**Short task:** Locate the word "avatars" in the entries below, then gather every line that holds it.

**Supplied records:**
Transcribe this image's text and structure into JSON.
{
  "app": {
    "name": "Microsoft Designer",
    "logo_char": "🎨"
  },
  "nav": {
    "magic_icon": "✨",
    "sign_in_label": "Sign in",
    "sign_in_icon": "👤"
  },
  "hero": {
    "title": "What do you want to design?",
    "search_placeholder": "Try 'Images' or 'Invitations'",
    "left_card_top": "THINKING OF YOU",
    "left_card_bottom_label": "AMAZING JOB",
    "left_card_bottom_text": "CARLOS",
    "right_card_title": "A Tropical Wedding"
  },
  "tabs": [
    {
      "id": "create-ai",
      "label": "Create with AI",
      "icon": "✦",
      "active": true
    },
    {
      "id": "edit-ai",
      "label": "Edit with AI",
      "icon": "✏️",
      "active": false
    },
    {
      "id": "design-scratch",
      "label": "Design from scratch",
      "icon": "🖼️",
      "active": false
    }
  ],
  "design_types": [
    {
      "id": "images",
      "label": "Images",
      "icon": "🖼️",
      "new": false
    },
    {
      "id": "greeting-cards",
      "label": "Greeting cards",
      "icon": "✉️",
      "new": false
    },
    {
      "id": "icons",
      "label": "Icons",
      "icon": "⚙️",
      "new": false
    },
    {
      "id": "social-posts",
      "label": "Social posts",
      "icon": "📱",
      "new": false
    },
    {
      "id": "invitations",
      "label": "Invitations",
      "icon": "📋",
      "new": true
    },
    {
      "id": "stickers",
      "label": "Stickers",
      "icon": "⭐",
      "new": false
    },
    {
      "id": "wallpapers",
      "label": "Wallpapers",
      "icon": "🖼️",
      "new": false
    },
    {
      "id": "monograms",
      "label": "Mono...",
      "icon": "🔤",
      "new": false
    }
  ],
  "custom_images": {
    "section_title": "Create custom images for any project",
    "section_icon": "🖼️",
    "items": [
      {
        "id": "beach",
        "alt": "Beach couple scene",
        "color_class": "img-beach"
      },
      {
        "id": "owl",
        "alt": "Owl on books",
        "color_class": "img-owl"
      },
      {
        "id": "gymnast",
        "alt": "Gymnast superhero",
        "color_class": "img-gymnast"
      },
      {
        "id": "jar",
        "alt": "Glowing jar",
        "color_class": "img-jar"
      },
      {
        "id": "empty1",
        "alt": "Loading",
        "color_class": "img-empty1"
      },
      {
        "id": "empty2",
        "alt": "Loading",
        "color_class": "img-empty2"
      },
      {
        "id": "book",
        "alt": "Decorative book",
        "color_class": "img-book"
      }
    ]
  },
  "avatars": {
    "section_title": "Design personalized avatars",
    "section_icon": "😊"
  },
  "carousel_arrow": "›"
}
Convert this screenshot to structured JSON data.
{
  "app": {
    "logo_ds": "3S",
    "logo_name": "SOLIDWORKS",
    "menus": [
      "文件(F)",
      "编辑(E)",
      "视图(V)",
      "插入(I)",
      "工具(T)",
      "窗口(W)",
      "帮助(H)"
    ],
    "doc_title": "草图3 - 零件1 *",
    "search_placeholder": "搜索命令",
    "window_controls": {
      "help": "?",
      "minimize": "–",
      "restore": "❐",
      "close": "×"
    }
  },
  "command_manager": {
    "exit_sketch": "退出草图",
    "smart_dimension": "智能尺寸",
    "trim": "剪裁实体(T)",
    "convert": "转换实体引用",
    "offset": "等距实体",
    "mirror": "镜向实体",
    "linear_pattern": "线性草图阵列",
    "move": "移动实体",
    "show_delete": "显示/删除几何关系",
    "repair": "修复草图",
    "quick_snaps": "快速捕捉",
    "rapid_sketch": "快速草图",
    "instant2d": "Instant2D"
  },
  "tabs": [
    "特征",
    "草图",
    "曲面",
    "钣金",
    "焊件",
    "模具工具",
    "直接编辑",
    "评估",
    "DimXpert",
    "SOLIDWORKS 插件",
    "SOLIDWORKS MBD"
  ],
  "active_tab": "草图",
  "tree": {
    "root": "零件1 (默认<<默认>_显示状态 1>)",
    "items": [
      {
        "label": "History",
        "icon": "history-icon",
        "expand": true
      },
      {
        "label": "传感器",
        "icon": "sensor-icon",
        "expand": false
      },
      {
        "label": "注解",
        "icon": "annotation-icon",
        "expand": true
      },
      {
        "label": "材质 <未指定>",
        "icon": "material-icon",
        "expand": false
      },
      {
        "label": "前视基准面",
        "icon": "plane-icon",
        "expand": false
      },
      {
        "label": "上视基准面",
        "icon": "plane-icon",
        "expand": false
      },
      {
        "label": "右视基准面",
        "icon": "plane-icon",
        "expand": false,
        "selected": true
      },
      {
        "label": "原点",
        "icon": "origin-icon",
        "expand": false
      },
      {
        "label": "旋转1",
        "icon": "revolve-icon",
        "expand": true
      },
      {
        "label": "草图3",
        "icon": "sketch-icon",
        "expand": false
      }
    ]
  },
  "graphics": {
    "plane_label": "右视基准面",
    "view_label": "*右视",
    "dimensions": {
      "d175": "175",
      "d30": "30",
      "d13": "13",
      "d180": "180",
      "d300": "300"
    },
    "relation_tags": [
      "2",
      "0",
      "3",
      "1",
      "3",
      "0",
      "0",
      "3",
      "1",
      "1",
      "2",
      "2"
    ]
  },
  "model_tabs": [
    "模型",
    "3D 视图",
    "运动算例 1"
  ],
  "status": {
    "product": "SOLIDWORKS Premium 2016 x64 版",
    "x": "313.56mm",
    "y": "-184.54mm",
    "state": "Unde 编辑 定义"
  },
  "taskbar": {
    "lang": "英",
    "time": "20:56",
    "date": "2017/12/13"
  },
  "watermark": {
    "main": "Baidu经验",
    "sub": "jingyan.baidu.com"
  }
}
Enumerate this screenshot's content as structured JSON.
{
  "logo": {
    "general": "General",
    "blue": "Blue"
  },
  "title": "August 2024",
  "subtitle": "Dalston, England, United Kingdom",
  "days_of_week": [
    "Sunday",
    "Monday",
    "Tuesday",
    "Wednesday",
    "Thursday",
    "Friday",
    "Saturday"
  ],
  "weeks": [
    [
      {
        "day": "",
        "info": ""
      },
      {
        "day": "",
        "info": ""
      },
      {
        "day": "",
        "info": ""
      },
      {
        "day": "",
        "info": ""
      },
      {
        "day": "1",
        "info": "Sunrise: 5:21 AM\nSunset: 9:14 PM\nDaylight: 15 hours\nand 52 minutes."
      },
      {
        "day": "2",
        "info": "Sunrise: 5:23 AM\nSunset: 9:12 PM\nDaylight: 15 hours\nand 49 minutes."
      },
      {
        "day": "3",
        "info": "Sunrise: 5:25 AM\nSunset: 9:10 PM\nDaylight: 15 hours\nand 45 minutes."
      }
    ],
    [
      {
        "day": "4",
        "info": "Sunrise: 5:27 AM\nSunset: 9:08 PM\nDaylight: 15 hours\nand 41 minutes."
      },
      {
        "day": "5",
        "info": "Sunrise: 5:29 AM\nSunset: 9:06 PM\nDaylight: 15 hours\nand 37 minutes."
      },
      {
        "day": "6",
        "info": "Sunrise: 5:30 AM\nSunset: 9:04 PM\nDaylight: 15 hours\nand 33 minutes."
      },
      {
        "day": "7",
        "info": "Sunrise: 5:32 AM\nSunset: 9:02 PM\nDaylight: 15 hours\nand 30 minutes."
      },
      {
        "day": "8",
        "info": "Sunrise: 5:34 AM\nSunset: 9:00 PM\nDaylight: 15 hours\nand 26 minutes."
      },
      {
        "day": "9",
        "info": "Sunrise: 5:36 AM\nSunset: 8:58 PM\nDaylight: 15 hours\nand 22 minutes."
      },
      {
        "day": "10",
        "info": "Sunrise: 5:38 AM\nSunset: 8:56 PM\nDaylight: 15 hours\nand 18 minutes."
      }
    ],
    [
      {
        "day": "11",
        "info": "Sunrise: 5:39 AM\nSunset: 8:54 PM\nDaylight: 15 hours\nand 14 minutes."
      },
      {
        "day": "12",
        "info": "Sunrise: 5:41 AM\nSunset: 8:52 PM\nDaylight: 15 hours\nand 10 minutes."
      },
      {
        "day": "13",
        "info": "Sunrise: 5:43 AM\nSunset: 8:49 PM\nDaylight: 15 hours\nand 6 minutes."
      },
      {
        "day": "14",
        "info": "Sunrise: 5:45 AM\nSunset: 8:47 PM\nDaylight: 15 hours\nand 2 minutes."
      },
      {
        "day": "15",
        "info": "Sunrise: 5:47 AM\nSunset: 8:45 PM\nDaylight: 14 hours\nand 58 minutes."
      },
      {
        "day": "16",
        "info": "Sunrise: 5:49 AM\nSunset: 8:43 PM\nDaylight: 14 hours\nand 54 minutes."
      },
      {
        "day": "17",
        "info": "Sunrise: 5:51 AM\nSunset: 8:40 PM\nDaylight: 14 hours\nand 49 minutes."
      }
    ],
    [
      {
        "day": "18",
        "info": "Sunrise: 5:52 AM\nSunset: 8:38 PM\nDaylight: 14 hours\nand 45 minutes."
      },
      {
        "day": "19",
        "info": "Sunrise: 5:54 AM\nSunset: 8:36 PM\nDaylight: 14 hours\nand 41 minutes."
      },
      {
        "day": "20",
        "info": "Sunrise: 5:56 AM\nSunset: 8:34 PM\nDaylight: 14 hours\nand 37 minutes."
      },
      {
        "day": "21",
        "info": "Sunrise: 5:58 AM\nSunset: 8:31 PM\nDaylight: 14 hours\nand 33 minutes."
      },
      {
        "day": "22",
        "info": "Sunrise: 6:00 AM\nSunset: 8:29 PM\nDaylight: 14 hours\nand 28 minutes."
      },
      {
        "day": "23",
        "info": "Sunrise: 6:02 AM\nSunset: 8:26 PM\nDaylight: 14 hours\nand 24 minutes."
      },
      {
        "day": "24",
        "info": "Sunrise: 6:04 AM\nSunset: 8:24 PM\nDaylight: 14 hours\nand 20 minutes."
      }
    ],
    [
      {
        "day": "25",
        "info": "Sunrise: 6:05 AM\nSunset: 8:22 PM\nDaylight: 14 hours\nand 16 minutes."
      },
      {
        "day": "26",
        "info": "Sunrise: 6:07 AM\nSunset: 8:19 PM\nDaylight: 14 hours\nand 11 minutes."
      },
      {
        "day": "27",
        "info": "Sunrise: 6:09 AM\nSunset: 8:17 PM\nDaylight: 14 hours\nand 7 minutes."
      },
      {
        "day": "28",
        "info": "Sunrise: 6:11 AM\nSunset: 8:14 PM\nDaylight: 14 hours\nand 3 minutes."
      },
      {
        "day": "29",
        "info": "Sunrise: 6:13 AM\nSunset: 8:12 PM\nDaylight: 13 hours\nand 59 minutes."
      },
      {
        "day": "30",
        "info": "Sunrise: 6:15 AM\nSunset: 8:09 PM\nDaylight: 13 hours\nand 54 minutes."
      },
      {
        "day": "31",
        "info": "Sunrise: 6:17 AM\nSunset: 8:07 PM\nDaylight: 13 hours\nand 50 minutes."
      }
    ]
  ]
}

**Solution to this problem:**
  "avatars": {
    "section_title": "Design personalized avatars",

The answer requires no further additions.